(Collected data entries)
▬▬▬
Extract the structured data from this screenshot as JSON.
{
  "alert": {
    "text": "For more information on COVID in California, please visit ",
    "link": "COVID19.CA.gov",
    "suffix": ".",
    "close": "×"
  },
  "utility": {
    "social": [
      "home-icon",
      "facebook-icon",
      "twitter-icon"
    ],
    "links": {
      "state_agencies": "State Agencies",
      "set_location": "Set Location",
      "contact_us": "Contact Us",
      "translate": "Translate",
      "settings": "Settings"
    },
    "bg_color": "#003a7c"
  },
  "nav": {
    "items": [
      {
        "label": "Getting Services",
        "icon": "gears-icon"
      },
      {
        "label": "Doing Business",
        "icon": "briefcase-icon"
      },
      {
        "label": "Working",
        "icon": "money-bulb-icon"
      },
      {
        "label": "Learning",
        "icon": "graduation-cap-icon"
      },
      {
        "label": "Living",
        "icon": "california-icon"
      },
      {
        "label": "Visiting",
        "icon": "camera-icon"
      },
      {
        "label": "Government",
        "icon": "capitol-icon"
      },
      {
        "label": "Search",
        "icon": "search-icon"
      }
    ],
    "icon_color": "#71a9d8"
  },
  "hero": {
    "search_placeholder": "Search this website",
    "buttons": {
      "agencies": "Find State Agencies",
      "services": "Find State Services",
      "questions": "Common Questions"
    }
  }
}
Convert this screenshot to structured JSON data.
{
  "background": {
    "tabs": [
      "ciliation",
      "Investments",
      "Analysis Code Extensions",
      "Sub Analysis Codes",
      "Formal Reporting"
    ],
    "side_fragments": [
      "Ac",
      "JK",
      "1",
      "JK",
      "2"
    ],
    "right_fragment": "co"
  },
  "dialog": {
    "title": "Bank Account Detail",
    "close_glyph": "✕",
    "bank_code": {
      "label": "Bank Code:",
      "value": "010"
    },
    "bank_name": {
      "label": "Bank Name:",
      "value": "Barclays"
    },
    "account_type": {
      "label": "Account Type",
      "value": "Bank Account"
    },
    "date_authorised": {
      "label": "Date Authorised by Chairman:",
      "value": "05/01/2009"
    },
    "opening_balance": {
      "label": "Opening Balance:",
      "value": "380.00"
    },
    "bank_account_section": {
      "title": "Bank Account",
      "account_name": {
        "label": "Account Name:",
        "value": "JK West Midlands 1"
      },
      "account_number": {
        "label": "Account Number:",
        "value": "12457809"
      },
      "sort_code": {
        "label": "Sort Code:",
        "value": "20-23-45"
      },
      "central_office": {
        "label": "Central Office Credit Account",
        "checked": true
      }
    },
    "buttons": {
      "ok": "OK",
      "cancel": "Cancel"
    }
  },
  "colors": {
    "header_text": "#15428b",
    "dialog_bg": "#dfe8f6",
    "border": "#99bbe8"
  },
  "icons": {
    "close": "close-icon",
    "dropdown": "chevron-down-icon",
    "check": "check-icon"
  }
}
▬▬▬
- WHAT TO WORK ON: Exactly reproduce all of the entries.

- EXERCISE OUTPUT:
Extract the structured data from this screenshot as JSON.
{
  "alert": {
    "text": "For more information on COVID in California, please visit ",
    "link": "COVID19.CA.gov",
    "suffix": ".",
    "close": "×"
  },
  "utility": {
    "social": [
      "home-icon",
      "facebook-icon",
      "twitter-icon"
    ],
    "links": {
      "state_agencies": "State Agencies",
      "set_location": "Set Location",
      "contact_us": "Contact Us",
      "translate": "Translate",
      "settings": "Settings"
    },
    "bg_color": "#003a7c"
  },
  "nav": {
    "items": [
      {
        "label": "Getting Services",
        "icon": "gears-icon"
      },
      {
        "label": "Doing Business",
        "icon": "briefcase-icon"
      },
      {
        "label": "Working",
        "icon": "money-bulb-icon"
      },
      {
        "label": "Learning",
        "icon": "graduation-cap-icon"
      },
      {
        "label": "Living",
        "icon": "california-icon"
      },
      {
        "label": "Visiting",
        "icon": "camera-icon"
      },
      {
        "label": "Government",
        "icon": "capitol-icon"
      },
      {
        "label": "Search",
        "icon": "search-icon"
      }
    ],
    "icon_color": "#71a9d8"
  },
  "hero": {
    "search_placeholder": "Search this website",
    "buttons": {
      "agencies": "Find State Agencies",
      "services": "Find State Services",
      "questions": "Common Questions"
    }
  }
}
Convert this screenshot to structured JSON data.
{
  "background": {
    "tabs": [
      "ciliation",
      "Investments",
      "Analysis Code Extensions",
      "Sub Analysis Codes",
      "Formal Reporting"
    ],
    "side_fragments": [
      "Ac",
      "JK",
      "1",
      "JK",
      "2"
    ],
    "right_fragment": "co"
  },
  "dialog": {
    "title": "Bank Account Detail",
    "close_glyph": "✕",
    "bank_code": {
      "label": "Bank Code:",
      "value": "010"
    },
    "bank_name": {
      "label": "Bank Name:",
      "value": "Barclays"
    },
    "account_type": {
      "label": "Account Type",
      "value": "Bank Account"
    },
    "date_authorised": {
      "label": "Date Authorised by Chairman:",
      "value": "05/01/2009"
    },
    "opening_balance": {
      "label": "Opening Balance:",
      "value": "380.00"
    },
    "bank_account_section": {
      "title": "Bank Account",
      "account_name": {
        "label": "Account Name:",
        "value": "JK West Midlands 1"
      },
      "account_number": {
        "label": "Account Number:",
        "value": "12457809"
      },
      "sort_code": {
        "label": "Sort Code:",
        "value": "20-23-45"
      },
      "central_office": {
        "label": "Central Office Credit Account",
        "checked": true
      }
    },
    "buttons": {
      "ok": "OK",
      "cancel": "Cancel"
    }
  },
  "colors": {
    "header_text": "#15428b",
    "dialog_bg": "#dfe8f6",
    "border": "#99bbe8"
  },
  "icons": {
    "close": "close-icon",
    "dropdown": "chevron-down-icon",
    "check": "check-icon"
  }
}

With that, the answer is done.